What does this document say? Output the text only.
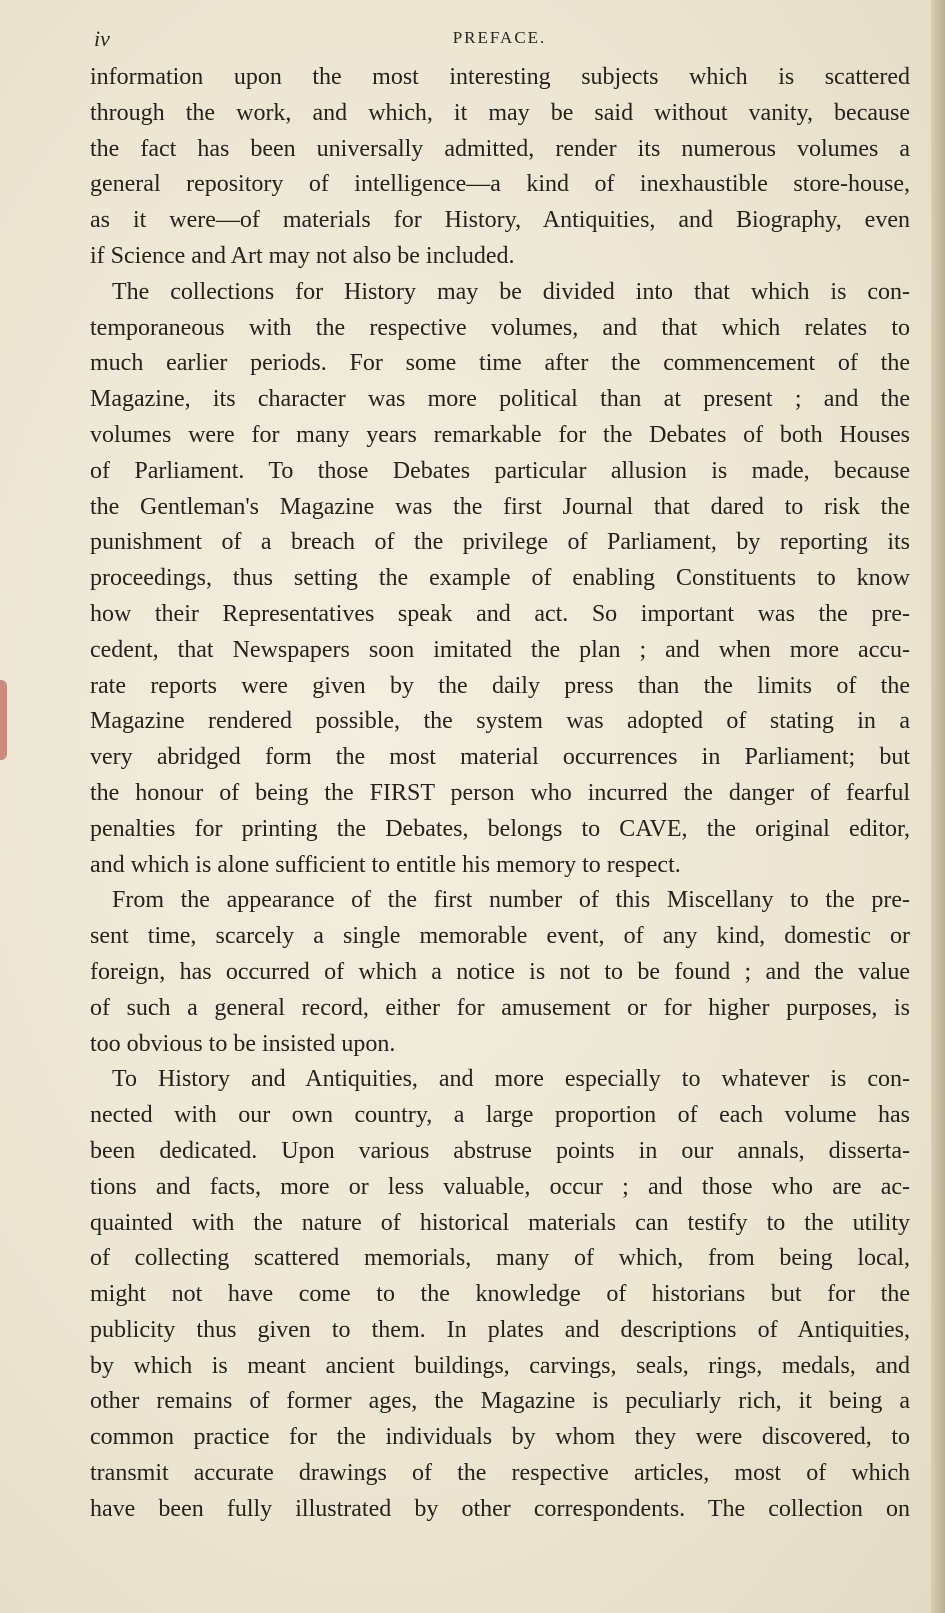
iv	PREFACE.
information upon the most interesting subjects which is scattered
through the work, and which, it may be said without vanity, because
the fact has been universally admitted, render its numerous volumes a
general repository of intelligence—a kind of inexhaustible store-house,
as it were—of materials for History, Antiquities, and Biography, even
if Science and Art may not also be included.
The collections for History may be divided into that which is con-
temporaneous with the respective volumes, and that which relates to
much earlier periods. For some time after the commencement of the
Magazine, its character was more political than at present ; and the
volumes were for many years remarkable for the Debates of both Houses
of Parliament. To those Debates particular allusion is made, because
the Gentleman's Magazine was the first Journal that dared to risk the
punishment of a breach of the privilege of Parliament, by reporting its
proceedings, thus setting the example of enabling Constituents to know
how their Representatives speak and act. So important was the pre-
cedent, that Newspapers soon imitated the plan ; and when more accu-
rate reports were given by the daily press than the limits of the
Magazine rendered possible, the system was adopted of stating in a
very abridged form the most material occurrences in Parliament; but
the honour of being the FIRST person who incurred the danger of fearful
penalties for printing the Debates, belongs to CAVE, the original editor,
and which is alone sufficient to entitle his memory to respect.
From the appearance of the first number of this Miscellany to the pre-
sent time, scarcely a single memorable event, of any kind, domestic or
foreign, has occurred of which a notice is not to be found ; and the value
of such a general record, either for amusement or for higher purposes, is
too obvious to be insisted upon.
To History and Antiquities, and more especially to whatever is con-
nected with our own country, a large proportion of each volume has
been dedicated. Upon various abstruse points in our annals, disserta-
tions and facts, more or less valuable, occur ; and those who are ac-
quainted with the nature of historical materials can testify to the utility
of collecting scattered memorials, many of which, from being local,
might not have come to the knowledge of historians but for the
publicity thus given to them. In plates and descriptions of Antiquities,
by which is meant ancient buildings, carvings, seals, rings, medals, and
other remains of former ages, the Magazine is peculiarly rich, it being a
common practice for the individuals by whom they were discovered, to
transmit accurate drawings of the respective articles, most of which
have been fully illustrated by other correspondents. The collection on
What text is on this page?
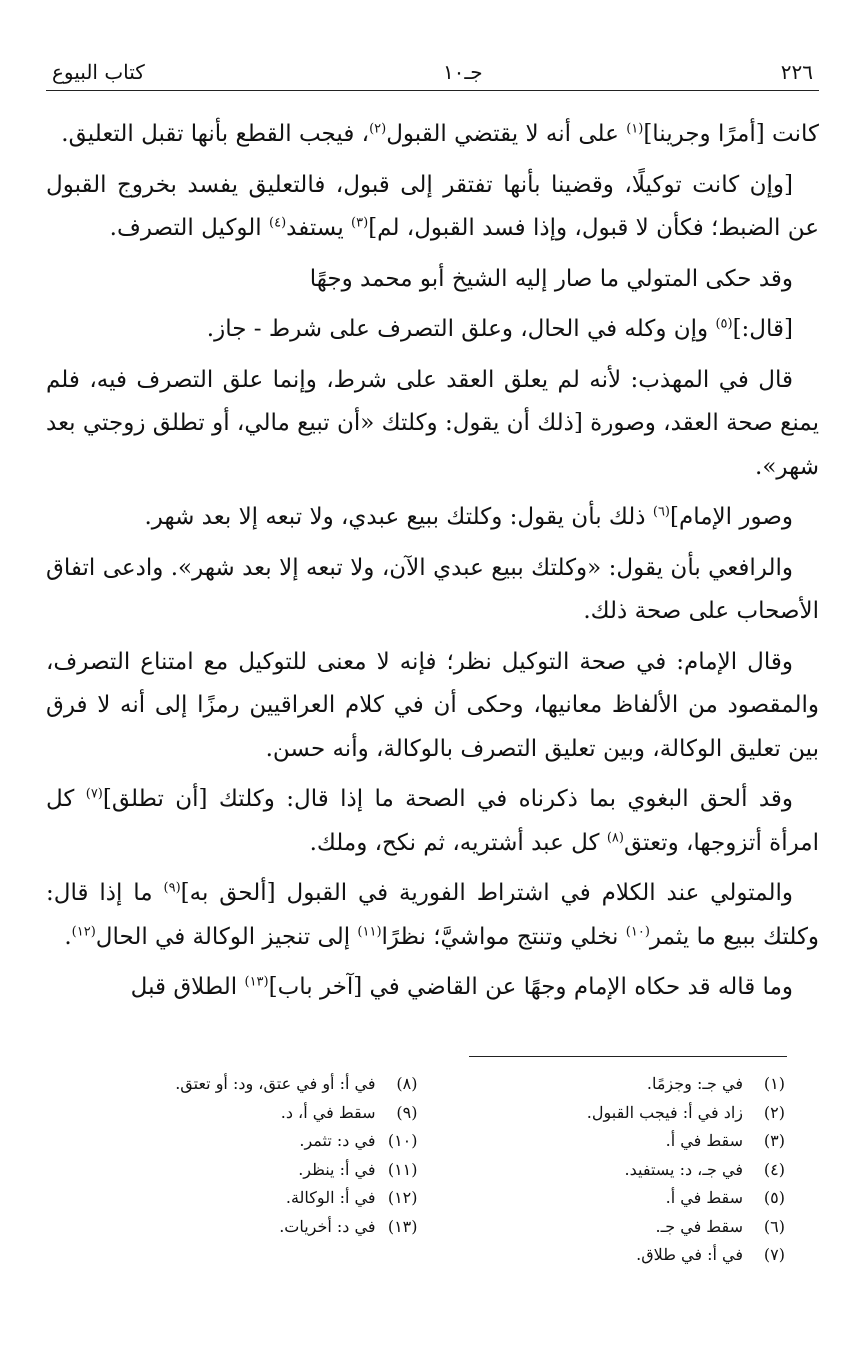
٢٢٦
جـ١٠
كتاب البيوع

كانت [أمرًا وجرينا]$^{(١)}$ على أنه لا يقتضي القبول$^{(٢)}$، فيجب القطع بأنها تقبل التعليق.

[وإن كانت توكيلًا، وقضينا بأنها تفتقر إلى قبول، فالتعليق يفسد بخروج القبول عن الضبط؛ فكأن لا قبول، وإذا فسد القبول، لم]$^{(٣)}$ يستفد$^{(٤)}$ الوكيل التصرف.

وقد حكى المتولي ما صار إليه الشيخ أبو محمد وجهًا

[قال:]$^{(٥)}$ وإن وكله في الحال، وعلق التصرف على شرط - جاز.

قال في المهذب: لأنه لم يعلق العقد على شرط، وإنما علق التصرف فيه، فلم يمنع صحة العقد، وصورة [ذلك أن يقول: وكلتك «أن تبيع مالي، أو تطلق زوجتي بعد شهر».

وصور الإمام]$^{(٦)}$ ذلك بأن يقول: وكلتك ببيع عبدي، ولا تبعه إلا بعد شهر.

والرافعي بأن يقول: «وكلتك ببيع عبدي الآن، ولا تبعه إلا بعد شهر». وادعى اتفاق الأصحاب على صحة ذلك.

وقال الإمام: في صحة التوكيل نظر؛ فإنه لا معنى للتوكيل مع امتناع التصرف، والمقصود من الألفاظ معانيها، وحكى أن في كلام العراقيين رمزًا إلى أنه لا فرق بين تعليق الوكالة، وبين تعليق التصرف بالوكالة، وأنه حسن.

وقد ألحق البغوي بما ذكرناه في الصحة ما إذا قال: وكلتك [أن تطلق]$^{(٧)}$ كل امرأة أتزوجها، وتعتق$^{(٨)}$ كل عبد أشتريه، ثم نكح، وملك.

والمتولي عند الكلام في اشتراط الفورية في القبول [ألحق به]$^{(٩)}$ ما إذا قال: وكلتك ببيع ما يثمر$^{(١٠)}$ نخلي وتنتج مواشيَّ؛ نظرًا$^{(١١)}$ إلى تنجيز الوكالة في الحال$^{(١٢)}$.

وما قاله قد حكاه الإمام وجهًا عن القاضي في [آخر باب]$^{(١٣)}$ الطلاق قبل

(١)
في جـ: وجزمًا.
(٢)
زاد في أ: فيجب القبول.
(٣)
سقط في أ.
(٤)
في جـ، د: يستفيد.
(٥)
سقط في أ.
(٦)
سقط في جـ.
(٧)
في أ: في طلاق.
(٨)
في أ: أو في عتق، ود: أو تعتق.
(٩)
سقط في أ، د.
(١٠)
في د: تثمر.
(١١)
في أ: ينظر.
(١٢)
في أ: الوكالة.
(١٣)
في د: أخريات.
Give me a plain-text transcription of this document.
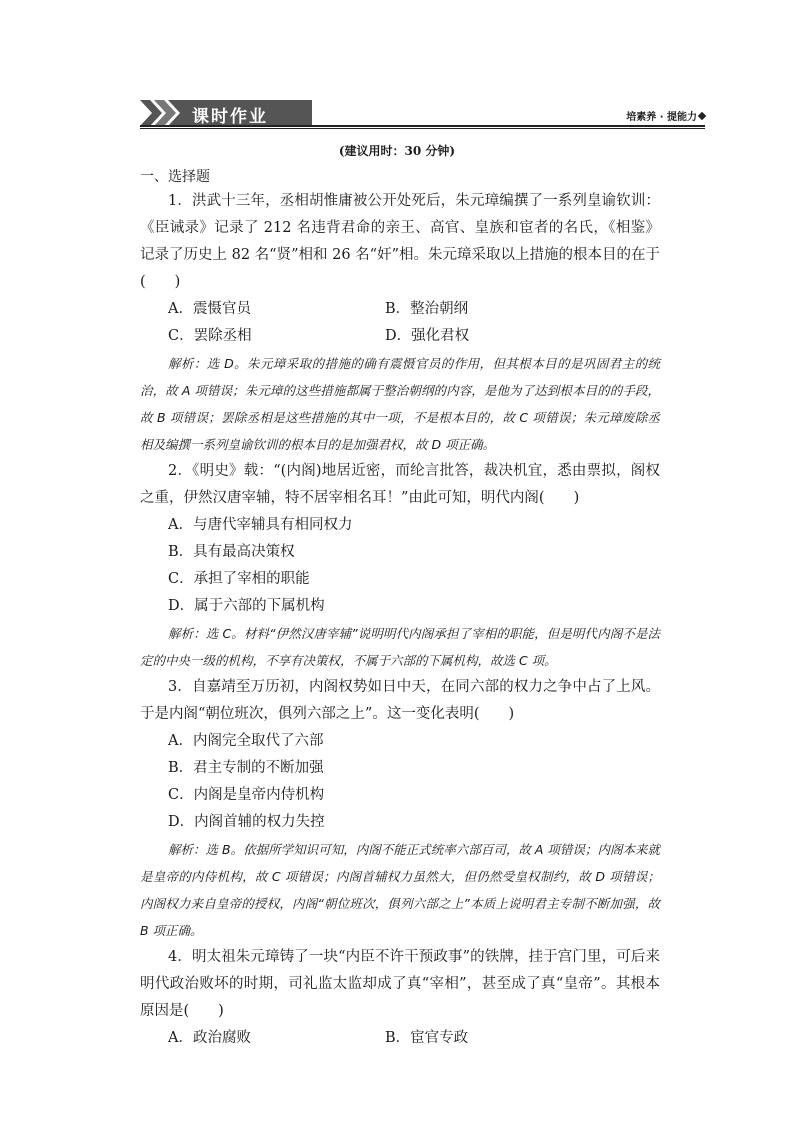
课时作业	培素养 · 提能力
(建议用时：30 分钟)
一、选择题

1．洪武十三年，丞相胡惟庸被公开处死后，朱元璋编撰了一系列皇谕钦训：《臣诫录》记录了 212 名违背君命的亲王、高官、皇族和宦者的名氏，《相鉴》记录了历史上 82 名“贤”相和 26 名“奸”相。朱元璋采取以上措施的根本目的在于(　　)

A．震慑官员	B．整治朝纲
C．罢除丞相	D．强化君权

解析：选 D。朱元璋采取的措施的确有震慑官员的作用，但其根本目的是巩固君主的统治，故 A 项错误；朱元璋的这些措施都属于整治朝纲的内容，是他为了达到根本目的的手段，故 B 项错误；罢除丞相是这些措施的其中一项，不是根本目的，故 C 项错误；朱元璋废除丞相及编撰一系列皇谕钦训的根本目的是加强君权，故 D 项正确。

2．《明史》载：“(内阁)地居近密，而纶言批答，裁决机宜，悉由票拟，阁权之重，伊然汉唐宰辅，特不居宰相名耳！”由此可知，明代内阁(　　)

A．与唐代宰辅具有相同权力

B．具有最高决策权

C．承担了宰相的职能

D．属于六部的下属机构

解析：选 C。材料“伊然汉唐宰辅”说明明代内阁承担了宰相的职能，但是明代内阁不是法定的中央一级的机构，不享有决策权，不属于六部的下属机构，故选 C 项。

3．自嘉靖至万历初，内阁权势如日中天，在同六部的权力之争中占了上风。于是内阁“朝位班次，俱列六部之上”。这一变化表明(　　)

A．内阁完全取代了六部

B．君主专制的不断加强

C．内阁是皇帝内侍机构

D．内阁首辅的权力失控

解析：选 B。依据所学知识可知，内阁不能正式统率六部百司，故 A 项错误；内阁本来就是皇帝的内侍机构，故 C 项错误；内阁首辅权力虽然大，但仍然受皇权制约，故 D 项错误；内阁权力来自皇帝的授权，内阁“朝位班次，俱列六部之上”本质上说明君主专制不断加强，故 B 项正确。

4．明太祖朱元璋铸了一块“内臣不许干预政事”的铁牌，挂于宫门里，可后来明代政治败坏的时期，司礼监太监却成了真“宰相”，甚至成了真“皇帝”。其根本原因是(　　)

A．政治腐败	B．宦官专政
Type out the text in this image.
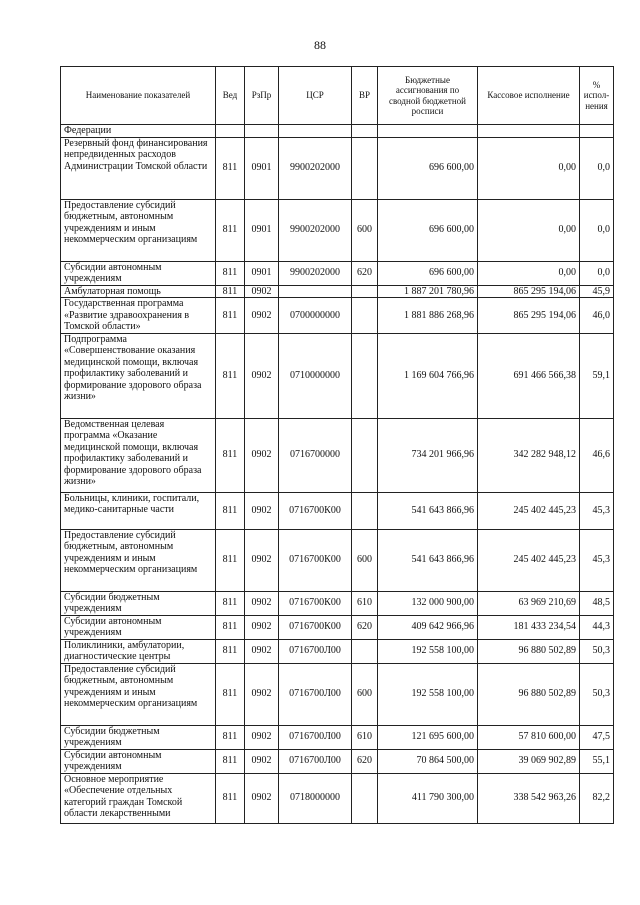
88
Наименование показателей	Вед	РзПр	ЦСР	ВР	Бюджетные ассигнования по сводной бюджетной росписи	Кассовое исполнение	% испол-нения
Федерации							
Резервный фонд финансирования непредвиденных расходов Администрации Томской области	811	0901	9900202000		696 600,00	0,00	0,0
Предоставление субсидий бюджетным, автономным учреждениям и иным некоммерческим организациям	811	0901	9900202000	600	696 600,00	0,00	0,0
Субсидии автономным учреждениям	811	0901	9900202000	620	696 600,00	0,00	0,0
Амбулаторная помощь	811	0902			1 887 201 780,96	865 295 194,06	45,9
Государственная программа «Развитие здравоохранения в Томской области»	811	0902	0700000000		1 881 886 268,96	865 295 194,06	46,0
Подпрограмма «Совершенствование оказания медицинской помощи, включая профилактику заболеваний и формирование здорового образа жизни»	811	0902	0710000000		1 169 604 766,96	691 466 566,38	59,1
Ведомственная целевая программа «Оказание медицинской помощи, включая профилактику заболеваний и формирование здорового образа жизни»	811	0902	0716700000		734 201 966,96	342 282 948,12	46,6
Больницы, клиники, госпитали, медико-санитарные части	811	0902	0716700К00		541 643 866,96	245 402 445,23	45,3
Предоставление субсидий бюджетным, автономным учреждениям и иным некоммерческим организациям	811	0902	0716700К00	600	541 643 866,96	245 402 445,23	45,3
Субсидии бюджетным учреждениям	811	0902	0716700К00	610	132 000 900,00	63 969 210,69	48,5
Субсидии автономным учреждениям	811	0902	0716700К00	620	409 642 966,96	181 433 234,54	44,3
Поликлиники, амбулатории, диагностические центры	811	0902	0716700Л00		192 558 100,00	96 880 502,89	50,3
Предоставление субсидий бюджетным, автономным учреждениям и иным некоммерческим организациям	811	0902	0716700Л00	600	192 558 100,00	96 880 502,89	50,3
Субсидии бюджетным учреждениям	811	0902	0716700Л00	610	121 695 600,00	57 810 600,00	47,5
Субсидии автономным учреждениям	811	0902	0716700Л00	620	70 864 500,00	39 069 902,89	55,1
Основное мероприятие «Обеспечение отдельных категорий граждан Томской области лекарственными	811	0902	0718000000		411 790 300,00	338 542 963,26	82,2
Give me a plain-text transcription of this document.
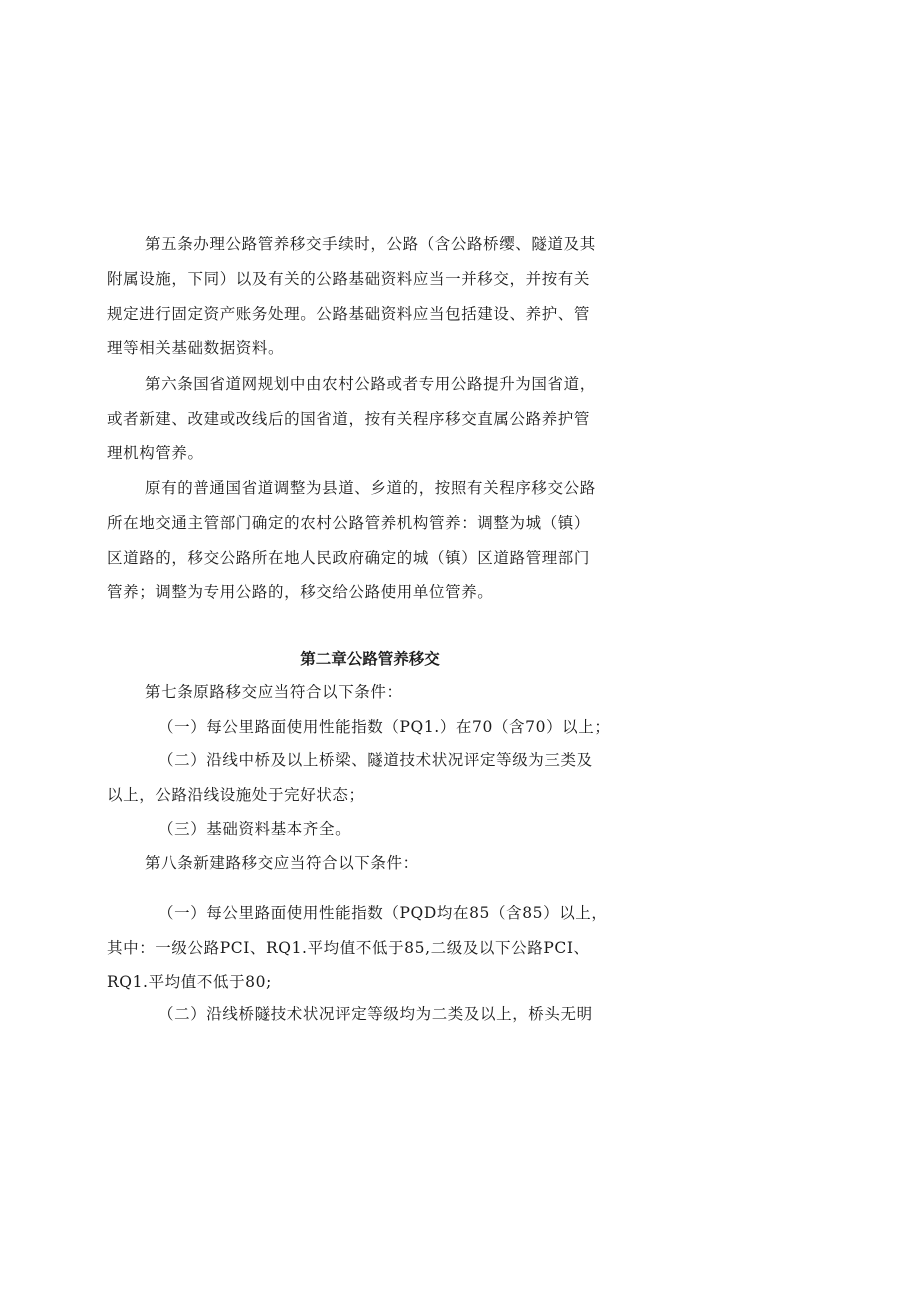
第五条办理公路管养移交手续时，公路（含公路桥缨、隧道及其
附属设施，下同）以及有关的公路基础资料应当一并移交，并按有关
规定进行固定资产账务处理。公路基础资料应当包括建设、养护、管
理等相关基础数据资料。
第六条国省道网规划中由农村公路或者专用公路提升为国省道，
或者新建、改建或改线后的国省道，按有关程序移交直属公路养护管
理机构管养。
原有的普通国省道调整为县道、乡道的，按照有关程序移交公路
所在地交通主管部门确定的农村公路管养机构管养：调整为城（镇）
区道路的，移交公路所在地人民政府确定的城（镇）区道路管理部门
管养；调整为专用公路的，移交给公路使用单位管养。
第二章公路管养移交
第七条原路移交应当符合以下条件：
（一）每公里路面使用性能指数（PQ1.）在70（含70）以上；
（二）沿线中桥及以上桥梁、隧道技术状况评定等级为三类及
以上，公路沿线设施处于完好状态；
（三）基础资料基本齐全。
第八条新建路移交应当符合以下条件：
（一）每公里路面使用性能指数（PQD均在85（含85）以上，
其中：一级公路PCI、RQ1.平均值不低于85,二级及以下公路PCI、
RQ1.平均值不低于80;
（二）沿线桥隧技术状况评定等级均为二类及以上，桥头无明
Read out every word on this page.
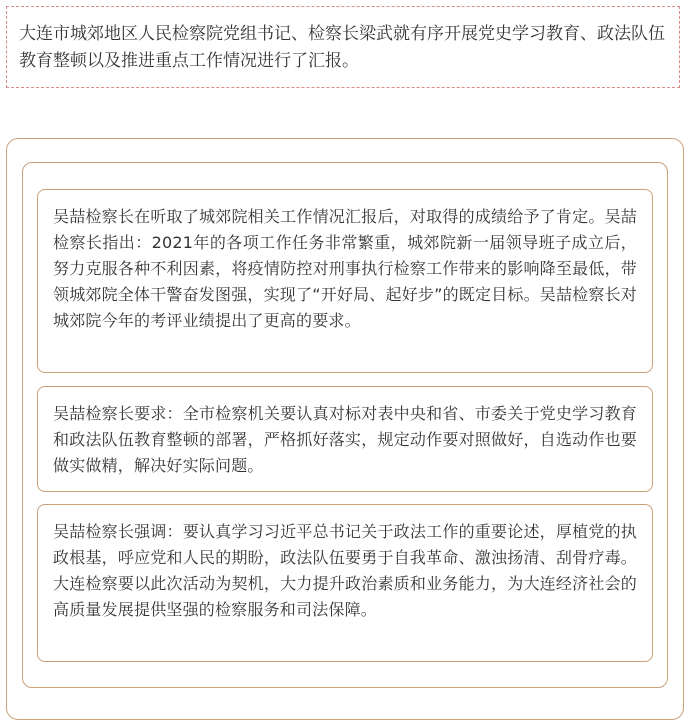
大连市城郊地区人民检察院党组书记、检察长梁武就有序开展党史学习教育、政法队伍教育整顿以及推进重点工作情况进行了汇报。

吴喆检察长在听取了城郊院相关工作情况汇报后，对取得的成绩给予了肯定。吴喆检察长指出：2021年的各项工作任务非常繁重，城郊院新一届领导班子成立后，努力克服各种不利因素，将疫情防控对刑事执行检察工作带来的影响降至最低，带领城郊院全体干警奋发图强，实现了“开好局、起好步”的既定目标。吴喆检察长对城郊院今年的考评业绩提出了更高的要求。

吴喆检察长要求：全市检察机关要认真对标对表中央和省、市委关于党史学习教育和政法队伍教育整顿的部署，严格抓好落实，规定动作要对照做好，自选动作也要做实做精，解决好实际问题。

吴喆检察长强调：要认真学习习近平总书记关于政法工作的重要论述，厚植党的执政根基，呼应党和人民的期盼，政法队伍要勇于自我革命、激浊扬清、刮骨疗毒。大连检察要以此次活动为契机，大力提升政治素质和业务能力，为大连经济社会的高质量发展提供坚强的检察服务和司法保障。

■ ■ ■ ■ ■ ■ ■

Written exercise ::
Starting with the line that holds "Read out every word on this page.", retype each line through the last one in the listing above, exactly as written. Do not copy any pictures.

Completed task ::
Read out every word on this page.
大连市城郊地区人民检察院党组书记、检察长梁武就有序开展党史学习教育、政法队伍教育整顿以及推进重点工作情况进行了汇报。

吴喆检察长在听取了城郊院相关工作情况汇报后，对取得的成绩给予了肯定。吴喆检察长指出：2021年的各项工作任务非常繁重，城郊院新一届领导班子成立后，努力克服各种不利因素，将疫情防控对刑事执行检察工作带来的影响降至最低，带领城郊院全体干警奋发图强，实现了“开好局、起好步”的既定目标。吴喆检察长对城郊院今年的考评业绩提出了更高的要求。

吴喆检察长要求：全市检察机关要认真对标对表中央和省、市委关于党史学习教育和政法队伍教育整顿的部署，严格抓好落实，规定动作要对照做好，自选动作也要做实做精，解决好实际问题。

吴喆检察长强调：要认真学习习近平总书记关于政法工作的重要论述，厚植党的执政根基，呼应党和人民的期盼，政法队伍要勇于自我革命、激浊扬清、刮骨疗毒。大连检察要以此次活动为契机，大力提升政治素质和业务能力，为大连经济社会的高质量发展提供坚强的检察服务和司法保障。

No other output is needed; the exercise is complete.